Dataset items
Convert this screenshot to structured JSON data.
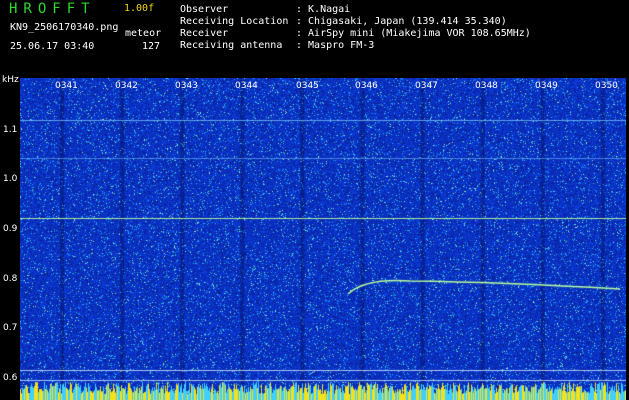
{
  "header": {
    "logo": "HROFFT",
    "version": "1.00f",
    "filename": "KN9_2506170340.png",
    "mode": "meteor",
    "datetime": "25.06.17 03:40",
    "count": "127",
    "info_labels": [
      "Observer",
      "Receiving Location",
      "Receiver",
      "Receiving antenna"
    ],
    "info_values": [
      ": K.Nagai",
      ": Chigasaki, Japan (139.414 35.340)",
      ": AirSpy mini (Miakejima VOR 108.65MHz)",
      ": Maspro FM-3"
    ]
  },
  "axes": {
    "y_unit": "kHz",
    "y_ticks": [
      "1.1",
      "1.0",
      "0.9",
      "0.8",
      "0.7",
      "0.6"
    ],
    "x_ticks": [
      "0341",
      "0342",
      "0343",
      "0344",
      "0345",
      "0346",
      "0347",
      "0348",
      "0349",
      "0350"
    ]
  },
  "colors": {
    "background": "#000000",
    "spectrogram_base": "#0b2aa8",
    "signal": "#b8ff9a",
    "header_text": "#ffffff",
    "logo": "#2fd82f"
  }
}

**Stated exercise**:
Give the count of lines in the listing that hold the word "Receiving", with no other text.

**Output of the task**:
2